PEDIDO:
Dê seguimento ao texto sobre legítima defesa, retomando-o logo a seguir à última frase apresentada.

EXCERTO DO DOCUMENTO:
----------
Doutrina

Legítima defesa

Jorge Godinho

1. Introdução

A legítima defesa, isto é, o direito de defesa (artigo 21.º, 2.ª parte, da Constituição) é uma das causas de justificação do facto (art. 44.º, n.º 5 do Código Penal). Comprovada a sua plena verificação, a ilicitude do facto tem-se por excluída. Isto significa que o agente que praticou um facto típico não deve ser punido por tal, concluindo-se pela inexistência de ilicitude e, como tal, de responsabilidade criminal.

A legítima defesa fundamenta-se, em termos objectivos, na consideração de que o Direito não deve ter de ceder perante o ilícito e subjectivamente, no reconhecimento aos cidadãos de um direito de auto-defesa dos seus interesses. O agressor viola a paz jurídica e ameaça bens determinados. O defendente protege o direito objectivo e os seus interesses.

Na averiguação concreta sobre se uma conduta deve ou não ser considerada como tendo sido praticada em legítima defesa são tidos em conta vários critérios. Com vista à sistematização destes critérios podemos distinguir entre pressupostos e requisitos da legítima defesa.

Os primeiros são critérios de justificação mínimos, sem cuja verificação não se pode falar da existência de actuação em legítima defesa. Sem a verificação dos pressupostos (agressão actual e ilícita) o acto é ilícito, não havendo justificação, total ou parcial, caso não se verifique outra causa de justificação (p. ex., o estado da necessidade).

Os requisitos são critérios de justificação a cuja averiguação só é de proceder quando se verifique que no caso concreto estão presentes os pressupostos da legítima defesa. A ausência de requisitos de legítima defesa significa que o facto é parcialmente justificado, mas não totalmente. Não é concedido o benefício pleno da legítima defesa, falando então a lei de excesso de legítima defesa.

2. Pressupostos

É pressuposto da legítima defesa a existência de uma agressão actual e ilícita.

Por agressão entende-se a lesão ou colocação em perigo de interesses ou bens juridicamente tutelados, proveniente de uma acção humana. À defesa contra animais ou coisas inanimadas ou sem vida é aplicável o estado de necessidade. A agressão relevante para a legítima defesa não tem de ser culposa e pode consistir numa omissão. Admite-se legítima defesa contra agressões provenientes de inimputáveis e pessoas agindo em erro.

A legítima defesa de bens públicos não é em princípio de admitir, a não ser que estejam simultaneamente em causa bens particulares.

O problema da actualidade da agressão é de natureza temporal: só pode haver legítima defesa durante a ocorrência da agressão – não antes nem depois. Antes da agressão nada há que defender. Por outro lado, quando termina a agressão termina a licitude da defesa. O que se faça depois é crime, injustificado.

O carácter actual da agressão deve ser visto do ponto de vista do agredido. A agressão deixa de ser actual no momento em que o defendente se apercebe de que a agressão parou. É claro no entanto que se o defendente continua a agredir quando já terminou a agressão isso é uma consequência dos factos anteriores. Haverá então um crime doloso, não justificado, mas atenuado devido a provocação (agressão anterior).
----------
MATERIAL EXTRAÍDO:
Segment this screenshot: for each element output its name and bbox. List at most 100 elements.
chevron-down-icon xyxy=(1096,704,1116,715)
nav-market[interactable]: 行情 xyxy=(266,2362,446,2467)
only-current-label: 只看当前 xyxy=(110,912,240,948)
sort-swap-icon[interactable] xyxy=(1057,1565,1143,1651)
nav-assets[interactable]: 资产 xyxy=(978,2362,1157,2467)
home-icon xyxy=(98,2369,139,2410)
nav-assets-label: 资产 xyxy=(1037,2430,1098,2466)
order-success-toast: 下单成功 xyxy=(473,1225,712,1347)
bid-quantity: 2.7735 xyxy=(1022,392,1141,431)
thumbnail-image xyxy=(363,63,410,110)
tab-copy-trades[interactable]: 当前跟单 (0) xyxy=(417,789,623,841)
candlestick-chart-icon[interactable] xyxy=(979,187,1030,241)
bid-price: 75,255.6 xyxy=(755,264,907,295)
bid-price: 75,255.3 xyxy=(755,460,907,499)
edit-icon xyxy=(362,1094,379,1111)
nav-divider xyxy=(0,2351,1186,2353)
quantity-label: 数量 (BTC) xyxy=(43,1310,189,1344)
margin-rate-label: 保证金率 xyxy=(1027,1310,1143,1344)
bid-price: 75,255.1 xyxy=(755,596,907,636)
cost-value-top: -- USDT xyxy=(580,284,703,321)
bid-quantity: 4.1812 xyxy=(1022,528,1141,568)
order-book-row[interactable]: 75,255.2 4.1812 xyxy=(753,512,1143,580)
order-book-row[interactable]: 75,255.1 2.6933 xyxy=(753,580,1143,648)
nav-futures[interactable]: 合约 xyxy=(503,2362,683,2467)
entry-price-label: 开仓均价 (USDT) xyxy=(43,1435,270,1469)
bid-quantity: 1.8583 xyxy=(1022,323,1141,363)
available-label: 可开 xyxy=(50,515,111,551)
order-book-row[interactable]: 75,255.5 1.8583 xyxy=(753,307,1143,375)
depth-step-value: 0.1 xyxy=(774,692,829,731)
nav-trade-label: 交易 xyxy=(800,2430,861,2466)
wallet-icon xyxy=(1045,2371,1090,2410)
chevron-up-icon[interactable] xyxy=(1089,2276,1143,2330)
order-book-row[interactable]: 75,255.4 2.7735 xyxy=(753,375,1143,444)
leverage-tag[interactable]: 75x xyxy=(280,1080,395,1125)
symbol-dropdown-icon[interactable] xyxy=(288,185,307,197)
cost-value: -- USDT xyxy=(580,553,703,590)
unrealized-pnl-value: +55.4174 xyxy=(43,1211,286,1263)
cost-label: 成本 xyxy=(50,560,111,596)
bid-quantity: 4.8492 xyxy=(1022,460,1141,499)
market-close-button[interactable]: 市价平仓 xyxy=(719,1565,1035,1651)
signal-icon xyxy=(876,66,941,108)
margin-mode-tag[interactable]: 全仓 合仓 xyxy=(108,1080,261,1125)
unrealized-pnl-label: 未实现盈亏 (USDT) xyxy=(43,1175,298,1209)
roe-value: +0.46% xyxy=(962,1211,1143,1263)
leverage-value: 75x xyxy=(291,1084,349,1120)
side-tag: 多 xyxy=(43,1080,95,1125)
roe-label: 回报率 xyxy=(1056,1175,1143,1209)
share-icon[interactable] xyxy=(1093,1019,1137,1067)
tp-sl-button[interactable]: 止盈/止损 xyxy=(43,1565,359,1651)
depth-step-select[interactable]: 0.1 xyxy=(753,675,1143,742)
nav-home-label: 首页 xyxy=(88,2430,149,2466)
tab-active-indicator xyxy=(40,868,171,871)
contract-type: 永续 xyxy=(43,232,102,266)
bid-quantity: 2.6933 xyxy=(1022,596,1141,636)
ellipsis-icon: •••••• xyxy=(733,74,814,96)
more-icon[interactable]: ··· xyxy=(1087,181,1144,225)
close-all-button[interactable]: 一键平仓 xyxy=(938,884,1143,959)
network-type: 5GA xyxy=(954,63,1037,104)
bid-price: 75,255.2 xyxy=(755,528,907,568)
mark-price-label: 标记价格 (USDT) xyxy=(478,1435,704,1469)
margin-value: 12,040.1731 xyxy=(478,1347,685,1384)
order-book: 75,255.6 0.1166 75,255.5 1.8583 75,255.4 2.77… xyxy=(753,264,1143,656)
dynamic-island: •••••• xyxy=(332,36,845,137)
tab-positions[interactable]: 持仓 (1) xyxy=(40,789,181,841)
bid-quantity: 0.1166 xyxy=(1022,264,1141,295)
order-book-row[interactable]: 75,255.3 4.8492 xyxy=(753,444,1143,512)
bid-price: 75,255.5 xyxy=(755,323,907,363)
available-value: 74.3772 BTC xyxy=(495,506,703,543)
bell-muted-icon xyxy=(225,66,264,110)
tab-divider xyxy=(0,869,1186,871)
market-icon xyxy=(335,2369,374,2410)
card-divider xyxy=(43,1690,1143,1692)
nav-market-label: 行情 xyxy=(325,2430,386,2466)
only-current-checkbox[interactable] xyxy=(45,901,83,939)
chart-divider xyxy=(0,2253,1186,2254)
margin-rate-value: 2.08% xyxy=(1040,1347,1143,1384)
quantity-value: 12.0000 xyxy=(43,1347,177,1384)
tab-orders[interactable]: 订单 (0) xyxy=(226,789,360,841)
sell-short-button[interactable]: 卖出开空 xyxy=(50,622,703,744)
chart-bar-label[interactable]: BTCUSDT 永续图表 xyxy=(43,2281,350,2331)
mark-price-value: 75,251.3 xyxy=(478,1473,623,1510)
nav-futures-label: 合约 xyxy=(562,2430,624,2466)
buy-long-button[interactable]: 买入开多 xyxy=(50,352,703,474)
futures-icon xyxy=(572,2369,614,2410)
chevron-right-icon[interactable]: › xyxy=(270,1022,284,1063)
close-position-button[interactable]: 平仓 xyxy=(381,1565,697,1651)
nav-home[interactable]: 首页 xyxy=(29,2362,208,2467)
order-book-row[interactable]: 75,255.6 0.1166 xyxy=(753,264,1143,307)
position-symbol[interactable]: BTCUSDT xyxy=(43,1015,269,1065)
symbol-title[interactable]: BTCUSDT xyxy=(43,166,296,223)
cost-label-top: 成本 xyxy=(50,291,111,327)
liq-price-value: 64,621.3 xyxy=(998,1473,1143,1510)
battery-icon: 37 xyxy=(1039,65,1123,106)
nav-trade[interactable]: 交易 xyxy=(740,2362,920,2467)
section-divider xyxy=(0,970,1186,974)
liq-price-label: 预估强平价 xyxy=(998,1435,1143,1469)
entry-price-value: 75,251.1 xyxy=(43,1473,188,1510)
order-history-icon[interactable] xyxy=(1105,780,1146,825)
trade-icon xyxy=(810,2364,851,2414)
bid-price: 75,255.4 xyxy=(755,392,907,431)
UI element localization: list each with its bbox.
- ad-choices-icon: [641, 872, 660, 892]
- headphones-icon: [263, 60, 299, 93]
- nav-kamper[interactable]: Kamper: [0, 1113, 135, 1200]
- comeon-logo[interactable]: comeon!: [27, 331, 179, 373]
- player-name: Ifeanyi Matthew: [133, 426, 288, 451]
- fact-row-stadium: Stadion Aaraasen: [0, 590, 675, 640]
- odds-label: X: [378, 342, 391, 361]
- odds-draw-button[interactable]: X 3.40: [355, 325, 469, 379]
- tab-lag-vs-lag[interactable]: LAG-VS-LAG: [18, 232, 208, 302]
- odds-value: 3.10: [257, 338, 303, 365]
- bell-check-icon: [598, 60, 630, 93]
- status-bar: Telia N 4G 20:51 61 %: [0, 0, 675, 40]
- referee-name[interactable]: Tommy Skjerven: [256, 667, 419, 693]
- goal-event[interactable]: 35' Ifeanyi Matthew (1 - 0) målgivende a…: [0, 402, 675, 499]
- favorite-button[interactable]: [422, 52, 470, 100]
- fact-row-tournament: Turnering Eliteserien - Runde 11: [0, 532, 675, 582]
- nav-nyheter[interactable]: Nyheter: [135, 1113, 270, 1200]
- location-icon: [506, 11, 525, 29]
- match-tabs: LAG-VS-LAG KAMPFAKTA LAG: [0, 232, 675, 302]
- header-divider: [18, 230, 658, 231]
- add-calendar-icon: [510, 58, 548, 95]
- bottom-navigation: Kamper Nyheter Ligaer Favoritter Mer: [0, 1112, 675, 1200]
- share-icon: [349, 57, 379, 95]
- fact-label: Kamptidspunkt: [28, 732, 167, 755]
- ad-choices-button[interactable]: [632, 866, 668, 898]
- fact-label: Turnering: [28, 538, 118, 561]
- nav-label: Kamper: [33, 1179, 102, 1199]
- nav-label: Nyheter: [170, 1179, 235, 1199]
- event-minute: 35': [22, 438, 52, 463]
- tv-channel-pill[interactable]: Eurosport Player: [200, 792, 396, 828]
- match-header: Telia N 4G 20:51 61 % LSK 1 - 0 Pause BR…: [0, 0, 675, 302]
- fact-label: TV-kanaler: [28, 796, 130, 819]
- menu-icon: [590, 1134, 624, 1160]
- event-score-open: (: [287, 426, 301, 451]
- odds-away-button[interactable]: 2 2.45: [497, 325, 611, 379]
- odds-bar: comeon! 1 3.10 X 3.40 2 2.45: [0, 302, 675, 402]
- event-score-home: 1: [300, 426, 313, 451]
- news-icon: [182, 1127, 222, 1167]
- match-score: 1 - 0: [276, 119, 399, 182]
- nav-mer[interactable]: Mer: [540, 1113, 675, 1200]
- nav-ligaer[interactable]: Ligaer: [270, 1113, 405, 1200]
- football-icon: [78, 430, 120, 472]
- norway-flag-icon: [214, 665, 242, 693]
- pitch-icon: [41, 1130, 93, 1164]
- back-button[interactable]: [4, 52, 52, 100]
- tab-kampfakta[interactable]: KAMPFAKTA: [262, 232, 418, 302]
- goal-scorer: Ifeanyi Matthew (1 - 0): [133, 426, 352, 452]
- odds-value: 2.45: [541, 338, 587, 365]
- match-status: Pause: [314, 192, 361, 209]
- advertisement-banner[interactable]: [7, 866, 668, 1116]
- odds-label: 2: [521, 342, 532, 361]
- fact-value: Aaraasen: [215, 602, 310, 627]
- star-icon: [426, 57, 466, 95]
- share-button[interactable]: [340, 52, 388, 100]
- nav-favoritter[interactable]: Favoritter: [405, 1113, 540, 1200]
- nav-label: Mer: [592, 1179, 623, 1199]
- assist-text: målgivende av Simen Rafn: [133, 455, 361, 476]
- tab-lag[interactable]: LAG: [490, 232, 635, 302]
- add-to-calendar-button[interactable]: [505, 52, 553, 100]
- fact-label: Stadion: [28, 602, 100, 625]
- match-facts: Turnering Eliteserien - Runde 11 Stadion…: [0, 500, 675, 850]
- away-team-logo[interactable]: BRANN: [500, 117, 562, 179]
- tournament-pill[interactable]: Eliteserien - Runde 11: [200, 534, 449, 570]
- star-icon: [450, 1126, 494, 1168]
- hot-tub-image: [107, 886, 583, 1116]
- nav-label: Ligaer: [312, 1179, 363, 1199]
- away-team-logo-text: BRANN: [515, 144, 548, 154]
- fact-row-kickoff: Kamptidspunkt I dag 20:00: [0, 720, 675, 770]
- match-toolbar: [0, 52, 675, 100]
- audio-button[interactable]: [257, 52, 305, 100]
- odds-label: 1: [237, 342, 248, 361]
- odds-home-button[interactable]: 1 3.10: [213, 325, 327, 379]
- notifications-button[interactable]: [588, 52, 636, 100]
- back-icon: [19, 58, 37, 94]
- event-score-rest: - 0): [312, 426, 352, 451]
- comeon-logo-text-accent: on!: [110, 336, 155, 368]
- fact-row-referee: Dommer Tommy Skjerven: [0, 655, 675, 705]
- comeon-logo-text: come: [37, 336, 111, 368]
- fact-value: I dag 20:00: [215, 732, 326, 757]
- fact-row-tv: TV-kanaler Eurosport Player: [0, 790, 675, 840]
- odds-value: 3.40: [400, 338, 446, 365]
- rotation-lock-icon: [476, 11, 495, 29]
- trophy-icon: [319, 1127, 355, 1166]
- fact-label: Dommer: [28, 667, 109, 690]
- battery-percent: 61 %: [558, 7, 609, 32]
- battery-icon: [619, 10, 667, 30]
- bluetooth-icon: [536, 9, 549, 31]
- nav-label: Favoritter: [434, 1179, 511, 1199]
----------
RESULTADO DO EXERCÍCIO:
Esta é actual se os factos praticados, salvo circunstâncias imprevisíveis, representam uma perigosidade imediata ou próxima para os interesses ofendidos, de tal modo que a defesa não pode sem aumento do perigo ser retardada.

A tentativa constitui agressão actual. No entanto, não se deve fazer depender a solução a dar à questão de saber se a agressão é actual do problema de saber se existe crime tentado ou consumado. A legítima defesa não depende do conceito de consumação, mas sim da utilidade da defesa no contexto da agressão. No caso do furto, a questão da actualidade da agressão não depende da teoria da consumação do tipo que serve de critério.

Deve haver contiguidade da defesa com o facto que a causa. Não é de admitir a existência de legítima defesa quando se provoca uma perturbação pública nova, sem contiguidade com a agressão.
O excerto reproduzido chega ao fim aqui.